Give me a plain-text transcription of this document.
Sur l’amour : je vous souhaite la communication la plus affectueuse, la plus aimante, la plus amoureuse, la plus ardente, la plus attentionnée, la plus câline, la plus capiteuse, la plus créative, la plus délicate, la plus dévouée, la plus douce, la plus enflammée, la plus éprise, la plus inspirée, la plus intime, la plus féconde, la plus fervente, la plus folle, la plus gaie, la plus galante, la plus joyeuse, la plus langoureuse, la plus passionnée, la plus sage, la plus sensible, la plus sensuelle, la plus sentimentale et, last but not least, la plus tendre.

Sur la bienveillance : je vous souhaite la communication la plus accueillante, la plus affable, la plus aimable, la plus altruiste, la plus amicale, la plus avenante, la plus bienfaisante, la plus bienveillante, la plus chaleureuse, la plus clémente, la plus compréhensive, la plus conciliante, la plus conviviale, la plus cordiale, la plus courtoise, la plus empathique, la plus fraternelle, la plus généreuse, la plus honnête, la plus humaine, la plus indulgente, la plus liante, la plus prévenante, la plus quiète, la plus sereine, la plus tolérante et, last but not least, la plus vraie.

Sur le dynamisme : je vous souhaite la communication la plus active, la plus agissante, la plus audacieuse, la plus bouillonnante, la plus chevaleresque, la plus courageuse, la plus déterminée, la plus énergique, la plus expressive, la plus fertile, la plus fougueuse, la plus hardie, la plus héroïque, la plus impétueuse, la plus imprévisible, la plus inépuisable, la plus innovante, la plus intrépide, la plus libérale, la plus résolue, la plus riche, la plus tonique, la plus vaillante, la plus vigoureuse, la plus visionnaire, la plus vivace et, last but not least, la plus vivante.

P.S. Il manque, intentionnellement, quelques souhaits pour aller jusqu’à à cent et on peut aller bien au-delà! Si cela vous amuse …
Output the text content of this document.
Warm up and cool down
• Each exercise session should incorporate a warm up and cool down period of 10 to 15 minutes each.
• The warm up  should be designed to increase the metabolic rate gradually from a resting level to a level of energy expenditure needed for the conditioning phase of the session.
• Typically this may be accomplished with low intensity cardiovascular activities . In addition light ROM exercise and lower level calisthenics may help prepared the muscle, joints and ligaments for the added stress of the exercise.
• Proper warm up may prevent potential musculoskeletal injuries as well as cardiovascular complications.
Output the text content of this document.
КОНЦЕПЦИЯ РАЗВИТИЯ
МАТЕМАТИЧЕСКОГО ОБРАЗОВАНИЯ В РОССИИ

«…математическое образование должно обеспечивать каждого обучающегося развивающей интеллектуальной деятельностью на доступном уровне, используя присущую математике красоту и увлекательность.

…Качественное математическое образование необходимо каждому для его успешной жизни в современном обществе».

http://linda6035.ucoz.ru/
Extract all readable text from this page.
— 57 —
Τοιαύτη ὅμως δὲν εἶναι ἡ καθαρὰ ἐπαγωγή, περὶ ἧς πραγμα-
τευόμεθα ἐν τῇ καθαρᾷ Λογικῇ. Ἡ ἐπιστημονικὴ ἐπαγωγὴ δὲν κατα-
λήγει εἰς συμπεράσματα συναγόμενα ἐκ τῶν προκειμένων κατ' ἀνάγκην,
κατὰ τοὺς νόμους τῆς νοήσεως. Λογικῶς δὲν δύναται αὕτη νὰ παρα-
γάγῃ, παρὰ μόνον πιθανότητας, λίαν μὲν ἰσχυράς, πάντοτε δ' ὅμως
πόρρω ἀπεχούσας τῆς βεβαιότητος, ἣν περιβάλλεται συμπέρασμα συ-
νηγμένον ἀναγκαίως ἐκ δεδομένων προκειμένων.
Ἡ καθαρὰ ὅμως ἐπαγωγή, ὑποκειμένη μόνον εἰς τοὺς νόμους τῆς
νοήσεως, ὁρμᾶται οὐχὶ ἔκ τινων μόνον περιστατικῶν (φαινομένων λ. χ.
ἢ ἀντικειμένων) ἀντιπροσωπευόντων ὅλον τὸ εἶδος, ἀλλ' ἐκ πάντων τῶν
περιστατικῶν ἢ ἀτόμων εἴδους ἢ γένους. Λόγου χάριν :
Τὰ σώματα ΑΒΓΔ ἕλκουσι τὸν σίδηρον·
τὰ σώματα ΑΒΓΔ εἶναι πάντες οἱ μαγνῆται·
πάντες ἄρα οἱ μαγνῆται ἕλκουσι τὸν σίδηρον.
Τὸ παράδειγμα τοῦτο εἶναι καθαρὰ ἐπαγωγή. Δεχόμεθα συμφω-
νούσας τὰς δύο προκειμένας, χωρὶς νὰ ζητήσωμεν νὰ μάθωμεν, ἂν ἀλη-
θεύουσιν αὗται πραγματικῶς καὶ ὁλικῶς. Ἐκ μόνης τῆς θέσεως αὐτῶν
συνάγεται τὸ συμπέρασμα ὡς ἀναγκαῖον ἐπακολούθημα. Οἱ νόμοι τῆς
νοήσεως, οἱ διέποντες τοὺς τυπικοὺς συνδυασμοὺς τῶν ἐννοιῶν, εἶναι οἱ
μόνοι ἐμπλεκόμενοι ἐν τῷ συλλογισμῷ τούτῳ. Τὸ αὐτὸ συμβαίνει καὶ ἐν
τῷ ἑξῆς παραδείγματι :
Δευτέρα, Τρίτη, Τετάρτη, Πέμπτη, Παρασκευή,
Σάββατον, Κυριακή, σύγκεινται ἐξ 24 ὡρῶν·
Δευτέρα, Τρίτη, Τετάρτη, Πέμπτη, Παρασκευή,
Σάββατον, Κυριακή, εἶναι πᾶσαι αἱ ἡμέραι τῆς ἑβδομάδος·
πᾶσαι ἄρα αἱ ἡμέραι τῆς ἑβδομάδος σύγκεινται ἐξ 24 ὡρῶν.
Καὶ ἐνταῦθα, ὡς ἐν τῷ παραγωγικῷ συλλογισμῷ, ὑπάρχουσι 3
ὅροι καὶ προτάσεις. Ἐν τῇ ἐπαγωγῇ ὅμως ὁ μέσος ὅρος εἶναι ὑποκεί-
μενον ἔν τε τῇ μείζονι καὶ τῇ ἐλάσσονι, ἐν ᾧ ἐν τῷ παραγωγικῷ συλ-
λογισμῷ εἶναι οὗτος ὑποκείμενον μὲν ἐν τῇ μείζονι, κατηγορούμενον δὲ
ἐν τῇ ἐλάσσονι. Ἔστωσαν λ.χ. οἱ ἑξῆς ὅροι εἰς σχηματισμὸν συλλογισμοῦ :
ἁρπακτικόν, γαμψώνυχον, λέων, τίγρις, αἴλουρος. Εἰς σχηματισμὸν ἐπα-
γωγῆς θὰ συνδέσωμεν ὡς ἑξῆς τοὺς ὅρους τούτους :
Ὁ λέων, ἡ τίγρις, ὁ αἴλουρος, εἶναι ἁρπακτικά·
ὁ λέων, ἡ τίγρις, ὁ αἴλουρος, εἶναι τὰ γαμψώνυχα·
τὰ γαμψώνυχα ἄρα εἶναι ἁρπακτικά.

---+---

**Your task:** Give all the entries again exactly; leave none out.

**Output:**
Give me a plain-text transcription of this document.
Sur l’amour : je vous souhaite la communication la plus affectueuse, la plus aimante, la plus amoureuse, la plus ardente, la plus attentionnée, la plus câline, la plus capiteuse, la plus créative, la plus délicate, la plus dévouée, la plus douce, la plus enflammée, la plus éprise, la plus inspirée, la plus intime, la plus féconde, la plus fervente, la plus folle, la plus gaie, la plus galante, la plus joyeuse, la plus langoureuse, la plus passionnée, la plus sage, la plus sensible, la plus sensuelle, la plus sentimentale et, last but not least, la plus tendre.

Sur la bienveillance : je vous souhaite la communication la plus accueillante, la plus affable, la plus aimable, la plus altruiste, la plus amicale, la plus avenante, la plus bienfaisante, la plus bienveillante, la plus chaleureuse, la plus clémente, la plus compréhensive, la plus conciliante, la plus conviviale, la plus cordiale, la plus courtoise, la plus empathique, la plus fraternelle, la plus généreuse, la plus honnête, la plus humaine, la plus indulgente, la plus liante, la plus prévenante, la plus quiète, la plus sereine, la plus tolérante et, last but not least, la plus vraie.

Sur le dynamisme : je vous souhaite la communication la plus active, la plus agissante, la plus audacieuse, la plus bouillonnante, la plus chevaleresque, la plus courageuse, la plus déterminée, la plus énergique, la plus expressive, la plus fertile, la plus fougueuse, la plus hardie, la plus héroïque, la plus impétueuse, la plus imprévisible, la plus inépuisable, la plus innovante, la plus intrépide, la plus libérale, la plus résolue, la plus riche, la plus tonique, la plus vaillante, la plus vigoureuse, la plus visionnaire, la plus vivace et, last but not least, la plus vivante.

P.S. Il manque, intentionnellement, quelques souhaits pour aller jusqu’à à cent et on peut aller bien au-delà! Si cela vous amuse …
Output the text content of this document.
Warm up and cool down
• Each exercise session should incorporate a warm up and cool down period of 10 to 15 minutes each.
• The warm up  should be designed to increase the metabolic rate gradually from a resting level to a level of energy expenditure needed for the conditioning phase of the session.
• Typically this may be accomplished with low intensity cardiovascular activities . In addition light ROM exercise and lower level calisthenics may help prepared the muscle, joints and ligaments for the added stress of the exercise.
• Proper warm up may prevent potential musculoskeletal injuries as well as cardiovascular complications.
Output the text content of this document.
КОНЦЕПЦИЯ РАЗВИТИЯ
МАТЕМАТИЧЕСКОГО ОБРАЗОВАНИЯ В РОССИИ

«…математическое образование должно обеспечивать каждого обучающегося развивающей интеллектуальной деятельностью на доступном уровне, используя присущую математике красоту и увлекательность.

…Качественное математическое образование необходимо каждому для его успешной жизни в современном обществе».

http://linda6035.ucoz.ru/
Extract all readable text from this page.
— 57 —
Τοιαύτη ὅμως δὲν εἶναι ἡ καθαρὰ ἐπαγωγή, περὶ ἧς πραγμα-
τευόμεθα ἐν τῇ καθαρᾷ Λογικῇ. Ἡ ἐπιστημονικὴ ἐπαγωγὴ δὲν κατα-
λήγει εἰς συμπεράσματα συναγόμενα ἐκ τῶν προκειμένων κατ' ἀνάγκην,
κατὰ τοὺς νόμους τῆς νοήσεως. Λογικῶς δὲν δύναται αὕτη νὰ παρα-
γάγῃ, παρὰ μόνον πιθανότητας, λίαν μὲν ἰσχυράς, πάντοτε δ' ὅμως
πόρρω ἀπεχούσας τῆς βεβαιότητος, ἣν περιβάλλεται συμπέρασμα συ-
νηγμένον ἀναγκαίως ἐκ δεδομένων προκειμένων.
Ἡ καθαρὰ ὅμως ἐπαγωγή, ὑποκειμένη μόνον εἰς τοὺς νόμους τῆς
νοήσεως, ὁρμᾶται οὐχὶ ἔκ τινων μόνον περιστατικῶν (φαινομένων λ. χ.
ἢ ἀντικειμένων) ἀντιπροσωπευόντων ὅλον τὸ εἶδος, ἀλλ' ἐκ πάντων τῶν
περιστατικῶν ἢ ἀτόμων εἴδους ἢ γένους. Λόγου χάριν :
Τὰ σώματα ΑΒΓΔ ἕλκουσι τὸν σίδηρον·
τὰ σώματα ΑΒΓΔ εἶναι πάντες οἱ μαγνῆται·
πάντες ἄρα οἱ μαγνῆται ἕλκουσι τὸν σίδηρον.
Τὸ παράδειγμα τοῦτο εἶναι καθαρὰ ἐπαγωγή. Δεχόμεθα συμφω-
νούσας τὰς δύο προκειμένας, χωρὶς νὰ ζητήσωμεν νὰ μάθωμεν, ἂν ἀλη-
θεύουσιν αὗται πραγματικῶς καὶ ὁλικῶς. Ἐκ μόνης τῆς θέσεως αὐτῶν
συνάγεται τὸ συμπέρασμα ὡς ἀναγκαῖον ἐπακολούθημα. Οἱ νόμοι τῆς
νοήσεως, οἱ διέποντες τοὺς τυπικοὺς συνδυασμοὺς τῶν ἐννοιῶν, εἶναι οἱ
μόνοι ἐμπλεκόμενοι ἐν τῷ συλλογισμῷ τούτῳ. Τὸ αὐτὸ συμβαίνει καὶ ἐν
τῷ ἑξῆς παραδείγματι :
Δευτέρα, Τρίτη, Τετάρτη, Πέμπτη, Παρασκευή,
Σάββατον, Κυριακή, σύγκεινται ἐξ 24 ὡρῶν·
Δευτέρα, Τρίτη, Τετάρτη, Πέμπτη, Παρασκευή,
Σάββατον, Κυριακή, εἶναι πᾶσαι αἱ ἡμέραι τῆς ἑβδομάδος·
πᾶσαι ἄρα αἱ ἡμέραι τῆς ἑβδομάδος σύγκεινται ἐξ 24 ὡρῶν.
Καὶ ἐνταῦθα, ὡς ἐν τῷ παραγωγικῷ συλλογισμῷ, ὑπάρχουσι 3
ὅροι καὶ προτάσεις. Ἐν τῇ ἐπαγωγῇ ὅμως ὁ μέσος ὅρος εἶναι ὑποκεί-
μενον ἔν τε τῇ μείζονι καὶ τῇ ἐλάσσονι, ἐν ᾧ ἐν τῷ παραγωγικῷ συλ-
λογισμῷ εἶναι οὗτος ὑποκείμενον μὲν ἐν τῇ μείζονι, κατηγορούμενον δὲ
ἐν τῇ ἐλάσσονι. Ἔστωσαν λ.χ. οἱ ἑξῆς ὅροι εἰς σχηματισμὸν συλλογισμοῦ :
ἁρπακτικόν, γαμψώνυχον, λέων, τίγρις, αἴλουρος. Εἰς σχηματισμὸν ἐπα-
γωγῆς θὰ συνδέσωμεν ὡς ἑξῆς τοὺς ὅρους τούτους :
Ὁ λέων, ἡ τίγρις, ὁ αἴλουρος, εἶναι ἁρπακτικά·
ὁ λέων, ἡ τίγρις, ὁ αἴλουρος, εἶναι τὰ γαμψώνυχα·
τὰ γαμψώνυχα ἄρα εἶναι ἁρπακτικά.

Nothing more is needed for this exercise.